## Material to process
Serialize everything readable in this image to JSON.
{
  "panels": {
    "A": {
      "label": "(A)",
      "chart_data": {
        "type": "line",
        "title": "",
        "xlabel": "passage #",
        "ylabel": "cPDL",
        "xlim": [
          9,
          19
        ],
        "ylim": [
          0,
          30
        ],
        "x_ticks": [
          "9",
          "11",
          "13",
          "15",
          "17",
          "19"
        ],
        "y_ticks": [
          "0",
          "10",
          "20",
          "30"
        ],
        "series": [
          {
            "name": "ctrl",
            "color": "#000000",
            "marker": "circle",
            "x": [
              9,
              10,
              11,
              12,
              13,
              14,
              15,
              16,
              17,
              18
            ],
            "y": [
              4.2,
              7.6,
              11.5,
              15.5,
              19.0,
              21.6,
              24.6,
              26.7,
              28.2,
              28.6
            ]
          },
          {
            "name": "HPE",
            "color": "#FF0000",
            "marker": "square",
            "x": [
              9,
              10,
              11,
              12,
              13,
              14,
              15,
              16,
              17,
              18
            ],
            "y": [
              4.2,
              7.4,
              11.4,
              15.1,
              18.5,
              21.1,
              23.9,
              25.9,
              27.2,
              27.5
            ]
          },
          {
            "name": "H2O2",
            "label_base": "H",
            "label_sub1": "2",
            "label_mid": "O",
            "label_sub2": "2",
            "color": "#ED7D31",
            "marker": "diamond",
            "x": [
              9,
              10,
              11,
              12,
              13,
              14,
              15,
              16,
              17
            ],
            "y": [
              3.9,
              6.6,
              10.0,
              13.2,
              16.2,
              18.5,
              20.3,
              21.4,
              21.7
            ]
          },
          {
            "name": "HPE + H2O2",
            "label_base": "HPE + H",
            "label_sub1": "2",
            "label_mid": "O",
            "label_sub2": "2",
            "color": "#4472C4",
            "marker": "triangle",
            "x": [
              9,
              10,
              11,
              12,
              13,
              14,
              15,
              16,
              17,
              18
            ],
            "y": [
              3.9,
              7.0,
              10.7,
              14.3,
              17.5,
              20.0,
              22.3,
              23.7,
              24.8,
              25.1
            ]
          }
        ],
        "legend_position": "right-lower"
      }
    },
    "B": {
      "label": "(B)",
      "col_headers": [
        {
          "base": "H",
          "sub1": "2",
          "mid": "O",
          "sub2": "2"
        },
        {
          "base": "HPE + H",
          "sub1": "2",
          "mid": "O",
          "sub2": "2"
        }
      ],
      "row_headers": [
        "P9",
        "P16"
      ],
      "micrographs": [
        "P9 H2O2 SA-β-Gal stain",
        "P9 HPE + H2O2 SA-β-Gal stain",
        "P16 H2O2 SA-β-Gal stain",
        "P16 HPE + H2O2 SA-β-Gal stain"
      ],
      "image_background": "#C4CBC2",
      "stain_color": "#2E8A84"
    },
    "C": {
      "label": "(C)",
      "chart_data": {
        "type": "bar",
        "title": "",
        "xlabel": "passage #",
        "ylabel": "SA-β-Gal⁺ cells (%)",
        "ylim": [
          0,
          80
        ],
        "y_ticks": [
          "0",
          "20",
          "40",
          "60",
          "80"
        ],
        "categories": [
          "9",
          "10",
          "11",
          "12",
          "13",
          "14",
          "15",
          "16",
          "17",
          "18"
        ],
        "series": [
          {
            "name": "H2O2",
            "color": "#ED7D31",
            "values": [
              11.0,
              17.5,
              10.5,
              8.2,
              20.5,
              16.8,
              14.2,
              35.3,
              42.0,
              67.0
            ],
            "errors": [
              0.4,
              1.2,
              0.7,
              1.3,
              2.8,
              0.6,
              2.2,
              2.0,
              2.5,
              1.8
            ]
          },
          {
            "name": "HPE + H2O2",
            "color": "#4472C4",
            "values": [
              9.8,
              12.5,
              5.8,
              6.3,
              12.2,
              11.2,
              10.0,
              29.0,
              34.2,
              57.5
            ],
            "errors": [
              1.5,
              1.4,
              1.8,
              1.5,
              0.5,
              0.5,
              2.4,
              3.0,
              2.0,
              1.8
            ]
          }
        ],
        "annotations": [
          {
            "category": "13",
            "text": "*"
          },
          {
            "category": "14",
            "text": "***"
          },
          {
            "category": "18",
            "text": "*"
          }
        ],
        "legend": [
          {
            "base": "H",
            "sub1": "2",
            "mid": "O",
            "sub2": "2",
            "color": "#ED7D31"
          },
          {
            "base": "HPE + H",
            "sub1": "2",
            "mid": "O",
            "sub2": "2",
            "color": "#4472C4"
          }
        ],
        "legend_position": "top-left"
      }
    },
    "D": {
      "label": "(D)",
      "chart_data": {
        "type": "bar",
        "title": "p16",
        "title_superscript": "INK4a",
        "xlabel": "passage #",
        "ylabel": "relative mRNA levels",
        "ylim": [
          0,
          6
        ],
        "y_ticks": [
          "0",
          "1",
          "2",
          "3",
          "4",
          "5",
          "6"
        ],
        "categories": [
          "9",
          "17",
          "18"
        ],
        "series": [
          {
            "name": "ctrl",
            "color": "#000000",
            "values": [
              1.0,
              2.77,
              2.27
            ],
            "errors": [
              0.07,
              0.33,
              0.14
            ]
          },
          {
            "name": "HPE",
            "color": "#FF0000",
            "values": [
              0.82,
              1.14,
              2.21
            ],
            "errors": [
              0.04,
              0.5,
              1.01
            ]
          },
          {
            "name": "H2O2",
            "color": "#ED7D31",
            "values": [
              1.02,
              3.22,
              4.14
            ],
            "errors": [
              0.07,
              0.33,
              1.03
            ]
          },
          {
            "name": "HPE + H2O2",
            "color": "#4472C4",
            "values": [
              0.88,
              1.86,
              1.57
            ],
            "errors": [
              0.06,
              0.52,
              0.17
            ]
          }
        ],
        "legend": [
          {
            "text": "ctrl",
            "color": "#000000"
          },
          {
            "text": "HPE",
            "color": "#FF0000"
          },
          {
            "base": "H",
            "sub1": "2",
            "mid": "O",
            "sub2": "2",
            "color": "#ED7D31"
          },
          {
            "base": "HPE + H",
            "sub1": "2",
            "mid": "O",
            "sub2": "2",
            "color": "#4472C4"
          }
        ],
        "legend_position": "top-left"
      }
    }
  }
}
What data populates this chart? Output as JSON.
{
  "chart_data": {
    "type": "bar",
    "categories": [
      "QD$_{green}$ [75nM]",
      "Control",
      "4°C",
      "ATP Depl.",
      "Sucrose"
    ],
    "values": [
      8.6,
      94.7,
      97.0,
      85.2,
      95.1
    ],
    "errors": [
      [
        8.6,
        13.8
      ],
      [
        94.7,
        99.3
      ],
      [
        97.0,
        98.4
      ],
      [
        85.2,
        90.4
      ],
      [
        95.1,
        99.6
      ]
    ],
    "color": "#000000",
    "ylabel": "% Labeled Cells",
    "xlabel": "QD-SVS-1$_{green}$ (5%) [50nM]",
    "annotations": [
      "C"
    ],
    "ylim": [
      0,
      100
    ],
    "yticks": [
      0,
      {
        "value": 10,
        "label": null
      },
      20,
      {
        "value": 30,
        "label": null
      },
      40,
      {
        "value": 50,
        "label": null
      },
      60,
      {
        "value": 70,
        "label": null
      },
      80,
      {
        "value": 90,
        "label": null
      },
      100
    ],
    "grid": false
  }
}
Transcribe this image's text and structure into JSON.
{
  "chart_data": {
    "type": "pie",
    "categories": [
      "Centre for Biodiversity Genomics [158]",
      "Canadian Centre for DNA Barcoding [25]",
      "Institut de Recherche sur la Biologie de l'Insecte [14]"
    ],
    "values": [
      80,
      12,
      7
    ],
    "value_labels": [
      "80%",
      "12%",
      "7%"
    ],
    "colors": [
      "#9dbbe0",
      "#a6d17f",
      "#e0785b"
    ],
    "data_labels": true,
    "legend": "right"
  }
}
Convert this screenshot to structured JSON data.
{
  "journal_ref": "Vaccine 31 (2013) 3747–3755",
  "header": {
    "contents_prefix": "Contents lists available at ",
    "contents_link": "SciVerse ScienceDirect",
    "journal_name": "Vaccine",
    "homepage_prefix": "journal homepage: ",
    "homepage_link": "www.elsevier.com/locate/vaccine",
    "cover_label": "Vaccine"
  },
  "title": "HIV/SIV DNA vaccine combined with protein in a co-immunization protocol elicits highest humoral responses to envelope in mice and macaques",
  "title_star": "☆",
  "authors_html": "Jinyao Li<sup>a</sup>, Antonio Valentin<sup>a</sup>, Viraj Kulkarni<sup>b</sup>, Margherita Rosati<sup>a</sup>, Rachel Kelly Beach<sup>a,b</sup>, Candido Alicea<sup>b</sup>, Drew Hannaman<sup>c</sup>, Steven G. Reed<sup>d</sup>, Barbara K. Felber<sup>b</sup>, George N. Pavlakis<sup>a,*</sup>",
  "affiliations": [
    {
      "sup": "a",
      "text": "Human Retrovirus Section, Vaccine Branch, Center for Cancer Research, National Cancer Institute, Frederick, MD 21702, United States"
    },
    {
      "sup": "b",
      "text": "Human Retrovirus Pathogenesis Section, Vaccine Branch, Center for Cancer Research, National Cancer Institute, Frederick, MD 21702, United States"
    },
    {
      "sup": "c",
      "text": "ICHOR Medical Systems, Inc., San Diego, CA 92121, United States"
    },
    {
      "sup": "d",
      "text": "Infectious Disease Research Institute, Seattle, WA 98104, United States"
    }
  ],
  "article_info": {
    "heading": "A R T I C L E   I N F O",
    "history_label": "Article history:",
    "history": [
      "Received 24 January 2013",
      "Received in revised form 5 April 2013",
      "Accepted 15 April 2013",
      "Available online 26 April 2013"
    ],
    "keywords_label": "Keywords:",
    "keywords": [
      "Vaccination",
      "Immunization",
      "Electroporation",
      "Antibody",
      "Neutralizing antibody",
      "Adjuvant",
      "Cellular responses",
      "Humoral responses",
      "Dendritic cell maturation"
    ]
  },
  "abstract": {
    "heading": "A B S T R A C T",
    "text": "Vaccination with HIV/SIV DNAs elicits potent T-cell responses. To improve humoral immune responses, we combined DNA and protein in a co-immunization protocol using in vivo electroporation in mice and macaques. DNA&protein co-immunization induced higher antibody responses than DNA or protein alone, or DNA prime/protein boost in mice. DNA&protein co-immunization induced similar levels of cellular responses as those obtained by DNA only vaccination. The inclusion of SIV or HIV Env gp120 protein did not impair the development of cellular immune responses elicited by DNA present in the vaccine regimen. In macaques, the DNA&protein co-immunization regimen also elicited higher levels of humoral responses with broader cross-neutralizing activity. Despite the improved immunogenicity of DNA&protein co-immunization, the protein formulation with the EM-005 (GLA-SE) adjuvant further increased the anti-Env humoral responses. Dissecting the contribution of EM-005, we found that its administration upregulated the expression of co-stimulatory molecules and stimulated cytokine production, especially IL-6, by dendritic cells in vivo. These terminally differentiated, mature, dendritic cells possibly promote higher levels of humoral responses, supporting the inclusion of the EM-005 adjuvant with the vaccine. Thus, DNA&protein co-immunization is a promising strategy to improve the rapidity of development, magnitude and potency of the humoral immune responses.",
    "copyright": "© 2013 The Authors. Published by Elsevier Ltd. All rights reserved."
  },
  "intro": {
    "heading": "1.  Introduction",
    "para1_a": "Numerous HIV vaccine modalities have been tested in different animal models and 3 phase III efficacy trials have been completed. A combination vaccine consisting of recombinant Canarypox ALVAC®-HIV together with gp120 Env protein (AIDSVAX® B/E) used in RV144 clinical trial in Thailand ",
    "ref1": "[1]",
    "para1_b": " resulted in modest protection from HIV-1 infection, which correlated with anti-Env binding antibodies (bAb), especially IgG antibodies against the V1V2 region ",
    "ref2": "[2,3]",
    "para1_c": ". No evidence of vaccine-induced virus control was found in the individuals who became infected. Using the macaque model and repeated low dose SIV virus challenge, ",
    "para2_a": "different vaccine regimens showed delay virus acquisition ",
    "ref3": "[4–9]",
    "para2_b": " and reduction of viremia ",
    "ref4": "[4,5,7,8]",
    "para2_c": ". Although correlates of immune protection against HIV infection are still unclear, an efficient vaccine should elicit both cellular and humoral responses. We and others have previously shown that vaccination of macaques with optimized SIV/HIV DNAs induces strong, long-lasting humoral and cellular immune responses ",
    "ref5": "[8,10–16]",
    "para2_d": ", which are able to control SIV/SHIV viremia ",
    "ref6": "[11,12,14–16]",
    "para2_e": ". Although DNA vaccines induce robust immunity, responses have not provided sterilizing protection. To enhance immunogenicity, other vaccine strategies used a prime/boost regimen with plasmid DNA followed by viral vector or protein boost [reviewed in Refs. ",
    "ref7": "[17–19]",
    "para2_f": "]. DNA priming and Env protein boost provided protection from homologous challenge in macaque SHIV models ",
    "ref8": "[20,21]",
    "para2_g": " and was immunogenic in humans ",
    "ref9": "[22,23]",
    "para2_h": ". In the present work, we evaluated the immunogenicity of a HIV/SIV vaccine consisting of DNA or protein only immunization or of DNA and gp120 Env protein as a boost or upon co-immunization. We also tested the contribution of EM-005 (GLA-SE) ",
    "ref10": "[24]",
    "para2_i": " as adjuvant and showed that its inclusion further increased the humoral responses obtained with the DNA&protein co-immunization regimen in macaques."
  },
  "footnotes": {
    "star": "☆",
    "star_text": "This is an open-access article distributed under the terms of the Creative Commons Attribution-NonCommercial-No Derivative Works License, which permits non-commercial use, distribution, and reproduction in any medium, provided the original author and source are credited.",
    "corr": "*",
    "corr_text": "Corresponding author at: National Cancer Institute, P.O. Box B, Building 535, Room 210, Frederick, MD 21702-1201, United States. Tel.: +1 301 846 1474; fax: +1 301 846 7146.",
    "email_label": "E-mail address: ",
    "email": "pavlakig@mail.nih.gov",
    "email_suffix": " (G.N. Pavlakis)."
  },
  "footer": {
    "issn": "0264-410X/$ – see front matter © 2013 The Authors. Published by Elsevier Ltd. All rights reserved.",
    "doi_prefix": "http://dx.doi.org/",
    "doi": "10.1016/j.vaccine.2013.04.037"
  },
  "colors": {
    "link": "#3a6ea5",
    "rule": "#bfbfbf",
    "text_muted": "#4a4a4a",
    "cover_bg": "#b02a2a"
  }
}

## Task
Search the listing for "JSON" and show every line where it occurs.

## Response area
Serialize everything readable in this image to JSON.
What data populates this chart? Output as JSON.
Transcribe this image's text and structure into JSON.
Convert this screenshot to structured JSON data.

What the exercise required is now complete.